-- Records provided start --
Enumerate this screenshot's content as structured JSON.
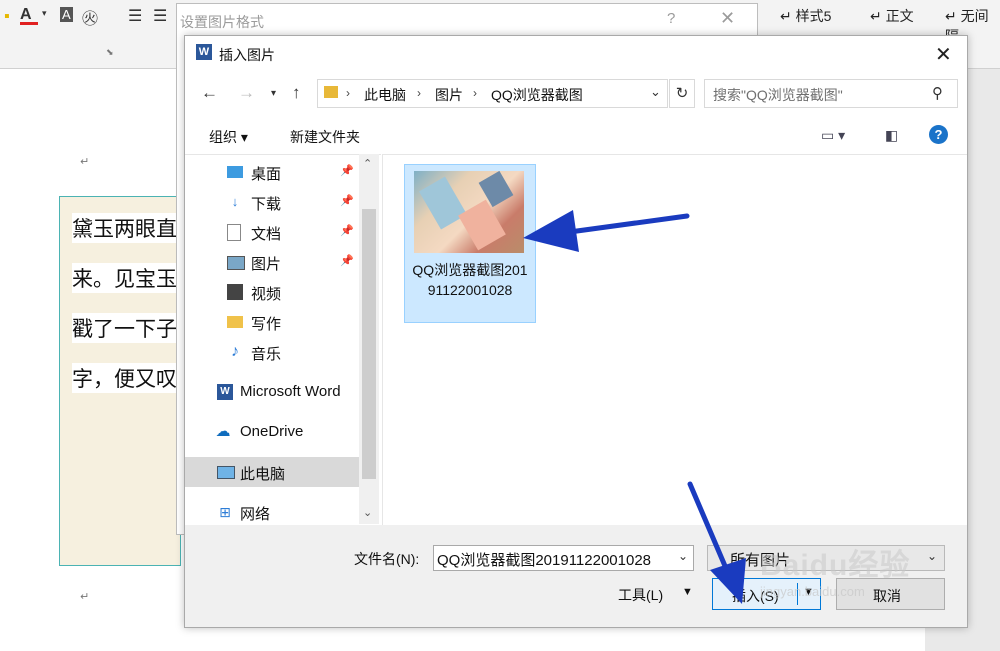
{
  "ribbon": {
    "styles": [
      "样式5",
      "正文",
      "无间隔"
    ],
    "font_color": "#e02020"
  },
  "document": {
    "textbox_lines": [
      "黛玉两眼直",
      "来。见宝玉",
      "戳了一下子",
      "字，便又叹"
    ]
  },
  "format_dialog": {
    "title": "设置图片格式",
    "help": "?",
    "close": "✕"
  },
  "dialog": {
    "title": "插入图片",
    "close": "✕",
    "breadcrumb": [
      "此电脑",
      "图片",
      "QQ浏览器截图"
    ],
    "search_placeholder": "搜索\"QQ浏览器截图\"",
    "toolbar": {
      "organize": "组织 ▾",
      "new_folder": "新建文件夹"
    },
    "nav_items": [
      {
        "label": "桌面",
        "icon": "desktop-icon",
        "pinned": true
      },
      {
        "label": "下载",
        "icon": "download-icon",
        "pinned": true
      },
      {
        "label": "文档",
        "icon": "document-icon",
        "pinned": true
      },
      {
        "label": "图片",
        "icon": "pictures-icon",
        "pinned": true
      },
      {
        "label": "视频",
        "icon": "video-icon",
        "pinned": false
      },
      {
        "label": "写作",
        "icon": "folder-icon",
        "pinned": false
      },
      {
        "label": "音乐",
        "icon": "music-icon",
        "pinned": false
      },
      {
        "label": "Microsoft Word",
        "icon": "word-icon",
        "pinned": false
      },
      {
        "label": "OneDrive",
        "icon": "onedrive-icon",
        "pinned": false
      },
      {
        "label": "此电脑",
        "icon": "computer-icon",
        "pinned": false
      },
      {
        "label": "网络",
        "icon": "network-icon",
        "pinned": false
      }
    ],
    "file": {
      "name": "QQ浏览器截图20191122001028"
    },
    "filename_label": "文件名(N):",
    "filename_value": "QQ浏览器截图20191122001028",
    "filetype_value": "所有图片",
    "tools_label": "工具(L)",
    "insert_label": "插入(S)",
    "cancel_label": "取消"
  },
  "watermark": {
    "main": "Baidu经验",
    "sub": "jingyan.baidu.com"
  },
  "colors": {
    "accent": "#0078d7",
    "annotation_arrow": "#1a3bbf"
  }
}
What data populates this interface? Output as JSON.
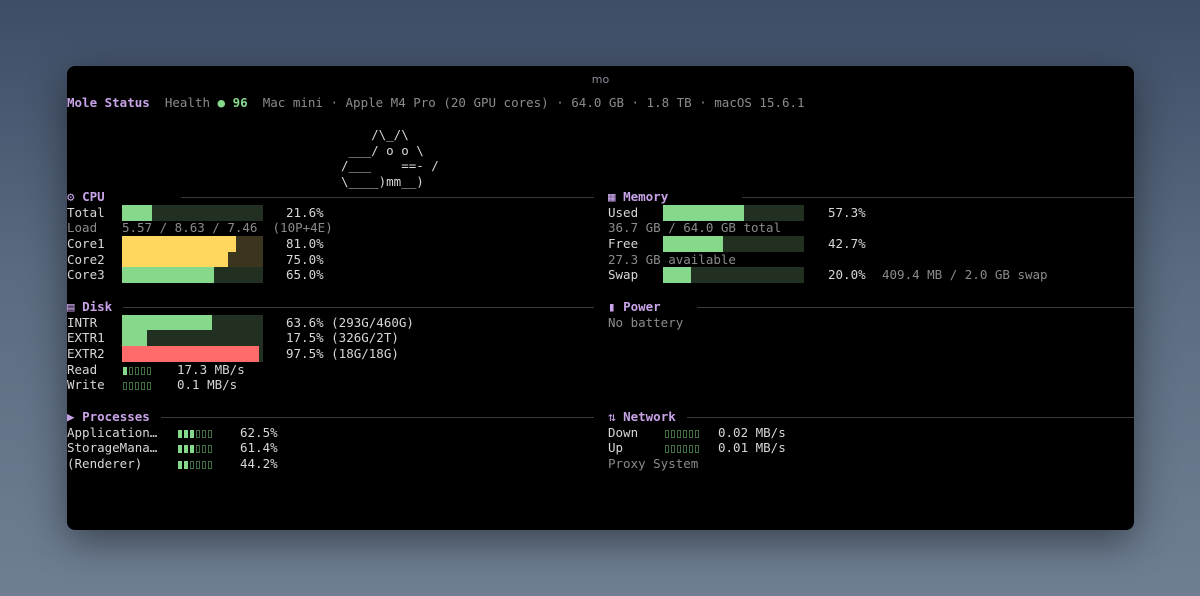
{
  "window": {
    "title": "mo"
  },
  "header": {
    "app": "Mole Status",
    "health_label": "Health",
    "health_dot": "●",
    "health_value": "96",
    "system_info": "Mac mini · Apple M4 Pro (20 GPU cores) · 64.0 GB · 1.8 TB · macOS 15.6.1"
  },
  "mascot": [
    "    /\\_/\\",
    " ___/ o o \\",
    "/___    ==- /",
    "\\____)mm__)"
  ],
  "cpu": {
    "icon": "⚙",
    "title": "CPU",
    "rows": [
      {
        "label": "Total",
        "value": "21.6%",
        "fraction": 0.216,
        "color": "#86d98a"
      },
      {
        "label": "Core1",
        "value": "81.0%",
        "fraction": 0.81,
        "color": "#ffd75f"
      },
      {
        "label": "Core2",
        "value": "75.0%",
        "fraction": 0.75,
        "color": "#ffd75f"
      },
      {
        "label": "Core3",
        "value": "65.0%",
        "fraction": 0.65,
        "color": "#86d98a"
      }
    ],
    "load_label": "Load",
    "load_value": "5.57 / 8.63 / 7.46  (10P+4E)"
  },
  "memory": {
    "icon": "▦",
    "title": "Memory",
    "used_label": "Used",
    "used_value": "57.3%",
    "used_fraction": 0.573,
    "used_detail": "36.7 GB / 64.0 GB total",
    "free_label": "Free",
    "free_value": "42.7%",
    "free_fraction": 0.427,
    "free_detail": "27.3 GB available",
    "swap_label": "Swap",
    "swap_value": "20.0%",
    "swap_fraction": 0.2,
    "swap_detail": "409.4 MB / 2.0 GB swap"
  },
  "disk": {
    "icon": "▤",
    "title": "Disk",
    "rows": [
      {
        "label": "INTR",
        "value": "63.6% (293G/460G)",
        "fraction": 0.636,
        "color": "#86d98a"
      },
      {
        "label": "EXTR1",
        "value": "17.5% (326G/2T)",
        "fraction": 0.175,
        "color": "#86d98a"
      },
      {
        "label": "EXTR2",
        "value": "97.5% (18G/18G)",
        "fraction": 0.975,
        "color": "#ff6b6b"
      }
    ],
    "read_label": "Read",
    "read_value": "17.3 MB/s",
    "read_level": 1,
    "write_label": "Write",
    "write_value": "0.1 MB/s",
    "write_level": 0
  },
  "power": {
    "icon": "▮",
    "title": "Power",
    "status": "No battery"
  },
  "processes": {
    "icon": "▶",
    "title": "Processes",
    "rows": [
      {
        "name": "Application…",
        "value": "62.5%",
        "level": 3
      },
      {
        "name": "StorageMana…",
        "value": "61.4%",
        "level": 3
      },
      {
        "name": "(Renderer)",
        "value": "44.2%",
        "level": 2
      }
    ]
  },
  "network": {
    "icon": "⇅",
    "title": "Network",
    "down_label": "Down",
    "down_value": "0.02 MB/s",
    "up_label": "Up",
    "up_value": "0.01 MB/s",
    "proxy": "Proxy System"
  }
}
-- Records provided end --
-- Records provided start --
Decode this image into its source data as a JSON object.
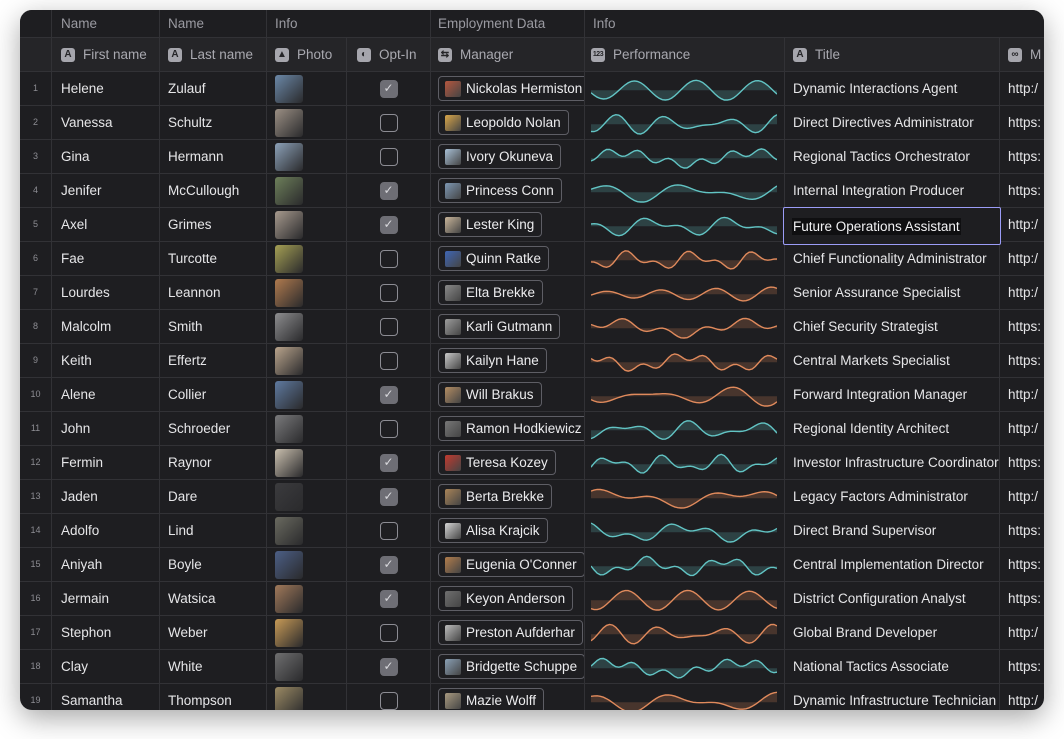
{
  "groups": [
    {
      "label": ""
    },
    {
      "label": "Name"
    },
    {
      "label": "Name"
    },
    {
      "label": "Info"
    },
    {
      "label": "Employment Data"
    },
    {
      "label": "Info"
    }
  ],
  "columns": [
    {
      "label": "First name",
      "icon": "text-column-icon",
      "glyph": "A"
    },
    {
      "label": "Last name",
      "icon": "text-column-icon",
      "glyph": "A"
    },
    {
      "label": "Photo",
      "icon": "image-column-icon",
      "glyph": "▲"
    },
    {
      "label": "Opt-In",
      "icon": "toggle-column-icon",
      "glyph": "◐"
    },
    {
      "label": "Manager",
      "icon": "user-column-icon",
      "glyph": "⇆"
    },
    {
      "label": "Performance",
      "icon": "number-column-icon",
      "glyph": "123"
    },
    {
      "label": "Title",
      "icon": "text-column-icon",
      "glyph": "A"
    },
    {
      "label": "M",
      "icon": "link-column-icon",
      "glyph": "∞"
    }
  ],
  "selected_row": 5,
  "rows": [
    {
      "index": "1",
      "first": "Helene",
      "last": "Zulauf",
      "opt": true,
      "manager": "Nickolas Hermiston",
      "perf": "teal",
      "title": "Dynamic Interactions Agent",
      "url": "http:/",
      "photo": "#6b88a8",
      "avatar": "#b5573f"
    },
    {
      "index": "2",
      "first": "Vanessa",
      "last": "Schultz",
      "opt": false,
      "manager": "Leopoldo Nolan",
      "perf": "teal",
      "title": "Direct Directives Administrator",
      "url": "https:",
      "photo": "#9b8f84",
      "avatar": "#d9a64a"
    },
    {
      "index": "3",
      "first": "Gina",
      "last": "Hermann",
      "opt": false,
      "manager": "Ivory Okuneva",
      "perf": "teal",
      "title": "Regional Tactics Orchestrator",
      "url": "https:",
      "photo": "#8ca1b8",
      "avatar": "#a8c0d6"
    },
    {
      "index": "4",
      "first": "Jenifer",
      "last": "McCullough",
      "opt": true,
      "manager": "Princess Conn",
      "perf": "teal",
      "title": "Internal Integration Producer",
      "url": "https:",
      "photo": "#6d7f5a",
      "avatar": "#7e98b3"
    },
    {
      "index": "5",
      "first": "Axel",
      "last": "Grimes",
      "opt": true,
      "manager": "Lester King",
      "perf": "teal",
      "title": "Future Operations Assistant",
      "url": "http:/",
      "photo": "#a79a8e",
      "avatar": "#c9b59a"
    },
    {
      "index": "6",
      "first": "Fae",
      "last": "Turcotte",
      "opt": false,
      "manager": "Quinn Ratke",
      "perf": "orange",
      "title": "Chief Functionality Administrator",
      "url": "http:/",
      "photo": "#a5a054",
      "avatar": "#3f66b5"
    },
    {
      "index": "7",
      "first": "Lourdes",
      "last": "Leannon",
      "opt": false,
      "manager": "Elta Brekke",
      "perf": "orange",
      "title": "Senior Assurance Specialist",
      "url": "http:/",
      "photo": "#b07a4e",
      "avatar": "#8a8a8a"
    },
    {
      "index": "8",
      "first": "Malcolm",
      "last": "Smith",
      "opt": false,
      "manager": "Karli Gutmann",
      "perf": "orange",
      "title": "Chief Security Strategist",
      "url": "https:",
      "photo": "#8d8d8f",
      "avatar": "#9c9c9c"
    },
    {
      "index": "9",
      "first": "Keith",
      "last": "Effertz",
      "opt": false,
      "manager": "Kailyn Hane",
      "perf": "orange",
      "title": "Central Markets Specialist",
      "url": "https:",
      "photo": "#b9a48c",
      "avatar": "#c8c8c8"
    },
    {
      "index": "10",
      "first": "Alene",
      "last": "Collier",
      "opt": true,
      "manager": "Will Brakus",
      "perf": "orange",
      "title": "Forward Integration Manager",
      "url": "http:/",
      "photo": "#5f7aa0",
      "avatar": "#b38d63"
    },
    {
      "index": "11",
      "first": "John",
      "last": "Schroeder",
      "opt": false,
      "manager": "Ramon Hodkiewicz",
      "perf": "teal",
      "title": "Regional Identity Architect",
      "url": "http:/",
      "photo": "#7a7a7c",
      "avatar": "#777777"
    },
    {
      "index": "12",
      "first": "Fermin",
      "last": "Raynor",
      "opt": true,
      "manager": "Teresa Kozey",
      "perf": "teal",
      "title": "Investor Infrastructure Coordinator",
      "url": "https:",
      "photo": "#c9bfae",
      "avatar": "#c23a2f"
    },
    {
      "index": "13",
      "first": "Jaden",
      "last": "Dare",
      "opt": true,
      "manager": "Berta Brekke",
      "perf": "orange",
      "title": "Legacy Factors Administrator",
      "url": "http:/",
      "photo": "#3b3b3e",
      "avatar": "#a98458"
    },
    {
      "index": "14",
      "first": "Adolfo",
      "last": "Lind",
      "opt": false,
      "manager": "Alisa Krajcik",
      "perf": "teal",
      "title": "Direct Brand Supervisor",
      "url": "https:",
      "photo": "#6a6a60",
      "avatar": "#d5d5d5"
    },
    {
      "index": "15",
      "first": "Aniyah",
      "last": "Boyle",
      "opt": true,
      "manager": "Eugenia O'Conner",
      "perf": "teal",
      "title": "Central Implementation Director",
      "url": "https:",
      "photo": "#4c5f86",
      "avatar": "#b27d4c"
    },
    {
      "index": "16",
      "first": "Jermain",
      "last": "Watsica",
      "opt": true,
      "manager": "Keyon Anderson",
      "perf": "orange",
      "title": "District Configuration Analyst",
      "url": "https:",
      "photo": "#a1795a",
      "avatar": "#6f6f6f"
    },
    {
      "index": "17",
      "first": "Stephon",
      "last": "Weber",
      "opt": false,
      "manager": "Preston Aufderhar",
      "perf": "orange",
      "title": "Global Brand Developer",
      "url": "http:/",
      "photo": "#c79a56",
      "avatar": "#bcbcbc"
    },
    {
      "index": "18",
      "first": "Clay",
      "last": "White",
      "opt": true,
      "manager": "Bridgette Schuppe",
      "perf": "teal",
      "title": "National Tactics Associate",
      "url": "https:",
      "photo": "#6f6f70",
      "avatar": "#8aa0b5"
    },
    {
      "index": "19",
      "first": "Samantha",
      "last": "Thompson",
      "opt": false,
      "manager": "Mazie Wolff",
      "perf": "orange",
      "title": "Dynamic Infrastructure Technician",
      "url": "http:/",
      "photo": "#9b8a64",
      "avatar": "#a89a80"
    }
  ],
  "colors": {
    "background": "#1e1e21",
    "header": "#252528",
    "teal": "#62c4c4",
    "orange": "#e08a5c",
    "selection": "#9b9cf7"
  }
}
-- Records provided end --
Every line that holds the string "Specialist" should be returned.

      "title": "Senior Assurance Specialist",
      "title": "Central Markets Specialist",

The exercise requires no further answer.